TO DO
Reproduce every entry exactly and leave its pictures out.
======== ITEMS
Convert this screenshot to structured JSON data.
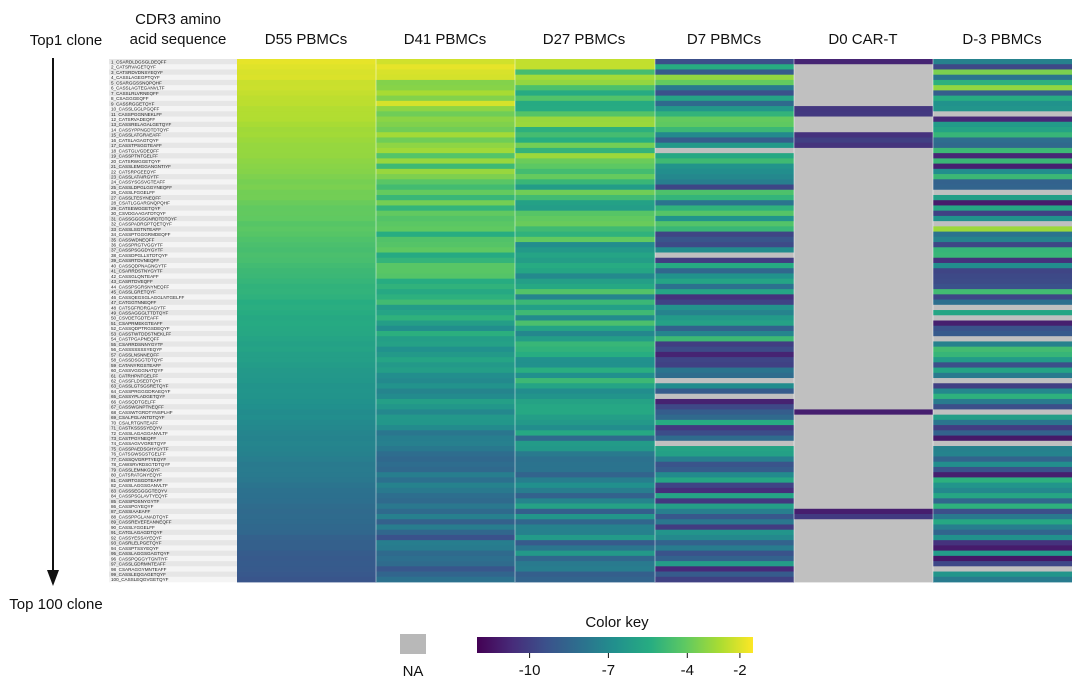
{
  "chart_data": {
    "type": "heatmap",
    "row_axis": {
      "top_label": "Top1 clone",
      "bottom_label": "Top 100 clone"
    },
    "sequence_header": [
      "CDR3 amino",
      "acid sequence"
    ],
    "columns": [
      "D55 PBMCs",
      "D41 PBMCs",
      "D27 PBMCs",
      "D7 PBMCs",
      "D0 CAR-T",
      "D-3 PBMCs"
    ],
    "rows": [
      "1_CSARDLDGSGLDEQFF",
      "2_CATSRVAGETQYF",
      "3_CATSRDVDNSYEQYF",
      "4_CASSLAGEGPTQYF",
      "5_CSARGGSSNQPQHF",
      "6_CASSLAGTEGANVLTF",
      "7_CASSLRLVRNEQFF",
      "8_CSAGGGEQFF",
      "9_CASSRGGETQYF",
      "10_CASSLGGLPGQFF",
      "11_CASSPGGNNEKLFF",
      "12_CATSRVADEQFF",
      "13_CASSRELAGALGETQYF",
      "14_CASSYPPNGDTDTQYF",
      "15_CASSLATGRAEAFF",
      "16_CATSLAGAGTQYF",
      "17_CASSTPSGGTEAFF",
      "18_CASTGLVGDEQFF",
      "19_CASSPTNTGELFF",
      "20_CATSRWGGETQYF",
      "21_CASSLEMGGANGNTIYF",
      "22_CATSRPGEEQYF",
      "23_CASSLATAIRGYTF",
      "24_CASSYSGSVGTEAFF",
      "25_CASSLDPGLGGYNEQFF",
      "26_CASSLFGGELFF",
      "27_CASSLTESYNEQFF",
      "28_CSATLGGARGNQPQHF",
      "29_CATSEWGGETQYF",
      "30_CSVDGAAGATDTQYF",
      "31_CASSGGGSGNRDTDTQYF",
      "32_CASSPADRGPTQETQYF",
      "33_CASSLSGTNTEAFF",
      "34_CASSPTGGGRMDEQFF",
      "35_CASSWDNEQFF",
      "36_CASSPRGTVGGYTF",
      "37_CASSPSGGDYGYTF",
      "38_CASSDPGLLSTDTQYF",
      "39_CASSRTDVNEQFF",
      "40_CASSQDPNAGNGYTF",
      "41_CSARRDSTNYGYTF",
      "42_CASSGLQNTEAFF",
      "43_CASRTDVEQFF",
      "44_CASSPSGRSNYNEQFF",
      "45_CASSLGRETQYF",
      "46_CASSQEGSGLAGGLNTGELFF",
      "47_CATGGTNNEQFF",
      "48_CATSGFRDRGAGYTF",
      "49_CASSAGGGLTTDTQYF",
      "50_CSVDETGDTEAFF",
      "51_CSAPRMEKGTEAFF",
      "52_CASSQDPTRGSDEQYF",
      "53_CASSTWTDDSTNEKLFF",
      "54_CASTPGAPNEQFF",
      "55_CSARRDSNNYGYTF",
      "56_CASSSSSSSYEQYF",
      "57_CASSLNSNNEQFF",
      "58_CASSDSGGTDTQYF",
      "59_CATANYRGSTEAFF",
      "60_CASSVGGGNATQYF",
      "61_CATRHPNTGELFF",
      "62_CASSFLDSEDTQYF",
      "63_CASSLGTSGSRETQYF",
      "64_CASSPRGGGDRAEQYF",
      "65_CASSYPLADGETQYF",
      "66_CASSQDTGELFF",
      "67_CASSWGNPTNEQFF",
      "68_CASSWTGRDTYNSPLHF",
      "69_CSALPGLANTDTQYF",
      "70_CSALRTGNTEAFF",
      "71_CASTKSSSSYEQYV",
      "72_CASSLAGAGGANVLTF",
      "73_CASTPGYNEQFF",
      "74_CASSAGVVGRETQYF",
      "75_CASSPAEDSGHYGYTF",
      "76_CATSGWSGSTGELFF",
      "77_CASSQVGRPTYEQYF",
      "78_CAWSRVRDSGTDTQYF",
      "79_CASSLEMNKGQYF",
      "80_CATSRATGNYEQYF",
      "81_CASRTGSGDTEAFF",
      "82_CASSLAGGSGANVLTF",
      "83_CASSSEGGGGTEQYV",
      "84_CASSPSGLAVTYEQYF",
      "85_CASSPDSNYGYTF",
      "86_CASSPGYEQYF",
      "87_CASSIAAEAFF",
      "88_CASSPPGLANADTQYF",
      "89_CASSREVEFEANNEQFF",
      "90_CASSLYGGELFF",
      "91_CATGLAGAGDTQYF",
      "92_CASSYESSAYEQYF",
      "93_CASRLELPGETQYF",
      "94_CASSPTSSYEQYF",
      "95_CASSLAGGSGAGTQYF",
      "96_CASSPQGGYTGNTIYF",
      "97_CASSLGDRMNTEAFF",
      "98_CSARAGGYMNTEAFF",
      "99_CASSLEQGAGETQYF",
      "100_CASSLEQGVGETQYF"
    ],
    "value_scale": {
      "label": "Color key",
      "min": -12,
      "max": -1.5,
      "ticks": [
        -10,
        -7,
        -4,
        -2
      ],
      "palette": "viridis",
      "na_label": "NA",
      "na_color": "#c0c0c0"
    }
  }
}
================
EXPECTED OUTPUT
Convert this screenshot to structured JSON data.
{
  "chart_data": {
    "type": "heatmap",
    "row_axis": {
      "top_label": "Top1 clone",
      "bottom_label": "Top 100 clone"
    },
    "sequence_header": [
      "CDR3 amino",
      "acid sequence"
    ],
    "columns": [
      "D55 PBMCs",
      "D41 PBMCs",
      "D27 PBMCs",
      "D7 PBMCs",
      "D0 CAR-T",
      "D-3 PBMCs"
    ],
    "rows": [
      "1_CSARDLDGSGLDEQFF",
      "2_CATSRVAGETQYF",
      "3_CATSRDVDNSYEQYF",
      "4_CASSLAGEGPTQYF",
      "5_CSARGGSSNQPQHF",
      "6_CASSLAGTEGANVLTF",
      "7_CASSLRLVRNEQFF",
      "8_CSAGGGEQFF",
      "9_CASSRGGETQYF",
      "10_CASSLGGLPGQFF",
      "11_CASSPGGNNEKLFF",
      "12_CATSRVADEQFF",
      "13_CASSRELAGALGETQYF",
      "14_CASSYPPNGDTDTQYF",
      "15_CASSLATGRAEAFF",
      "16_CATSLAGAGTQYF",
      "17_CASSTPSGGTEAFF",
      "18_CASTGLVGDEQFF",
      "19_CASSPTNTGELFF",
      "20_CATSRWGGETQYF",
      "21_CASSLEMGGANGNTIYF",
      "22_CATSRPGEEQYF",
      "23_CASSLATAIRGYTF",
      "24_CASSYSGSVGTEAFF",
      "25_CASSLDPGLGGYNEQFF",
      "26_CASSLFGGELFF",
      "27_CASSLTESYNEQFF",
      "28_CSATLGGARGNQPQHF",
      "29_CATSEWGGETQYF",
      "30_CSVDGAAGATDTQYF",
      "31_CASSGGGSGNRDTDTQYF",
      "32_CASSPADRGPTQETQYF",
      "33_CASSLSGTNTEAFF",
      "34_CASSPTGGGRMDEQFF",
      "35_CASSWDNEQFF",
      "36_CASSPRGTVGGYTF",
      "37_CASSPSGGDYGYTF",
      "38_CASSDPGLLSTDTQYF",
      "39_CASSRTDVNEQFF",
      "40_CASSQDPNAGNGYTF",
      "41_CSARRDSTNYGYTF",
      "42_CASSGLQNTEAFF",
      "43_CASRTDVEQFF",
      "44_CASSPSGRSNYNEQFF",
      "45_CASSLGRETQYF",
      "46_CASSQEGSGLAGGLNTGELFF",
      "47_CATGGTNNEQFF",
      "48_CATSGFRDRGAGYTF",
      "49_CASSAGGGLTTDTQYF",
      "50_CSVDETGDTEAFF",
      "51_CSAPRMEKGTEAFF",
      "52_CASSQDPTRGSDEQYF",
      "53_CASSTWTDDSTNEKLFF",
      "54_CASTPGAPNEQFF",
      "55_CSARRDSNNYGYTF",
      "56_CASSSSSSSYEQYF",
      "57_CASSLNSNNEQFF",
      "58_CASSDSGGTDTQYF",
      "59_CATANYRGSTEAFF",
      "60_CASSVGGGNATQYF",
      "61_CATRHPNTGELFF",
      "62_CASSFLDSEDTQYF",
      "63_CASSLGTSGSRETQYF",
      "64_CASSPRGGGDRAEQYF",
      "65_CASSYPLADGETQYF",
      "66_CASSQDTGELFF",
      "67_CASSWGNPTNEQFF",
      "68_CASSWTGRDTYNSPLHF",
      "69_CSALPGLANTDTQYF",
      "70_CSALRTGNTEAFF",
      "71_CASTKSSSSYEQYV",
      "72_CASSLAGAGGANVLTF",
      "73_CASTPGYNEQFF",
      "74_CASSAGVVGRETQYF",
      "75_CASSPAEDSGHYGYTF",
      "76_CATSGWSGSTGELFF",
      "77_CASSQVGRPTYEQYF",
      "78_CAWSRVRDSGTDTQYF",
      "79_CASSLEMNKGQYF",
      "80_CATSRATGNYEQYF",
      "81_CASRTGSGDTEAFF",
      "82_CASSLAGGSGANVLTF",
      "83_CASSSEGGGGTEQYV",
      "84_CASSPSGLAVTYEQYF",
      "85_CASSPDSNYGYTF",
      "86_CASSPGYEQYF",
      "87_CASSIAAEAFF",
      "88_CASSPPGLANADTQYF",
      "89_CASSREVEFEANNEQFF",
      "90_CASSLYGGELFF",
      "91_CATGLAGAGDTQYF",
      "92_CASSYESSAYEQYF",
      "93_CASRLELPGETQYF",
      "94_CASSPTSSYEQYF",
      "95_CASSLAGGSGAGTQYF",
      "96_CASSPQGGYTGNTIYF",
      "97_CASSLGDRMNTEAFF",
      "98_CSARAGGYMNTEAFF",
      "99_CASSLEQGAGETQYF",
      "100_CASSLEQGVGETQYF"
    ],
    "value_scale": {
      "label": "Color key",
      "min": -12,
      "max": -1.5,
      "ticks": [
        -10,
        -7,
        -4,
        -2
      ],
      "palette": "viridis",
      "na_label": "NA",
      "na_color": "#c0c0c0"
    }
  }
}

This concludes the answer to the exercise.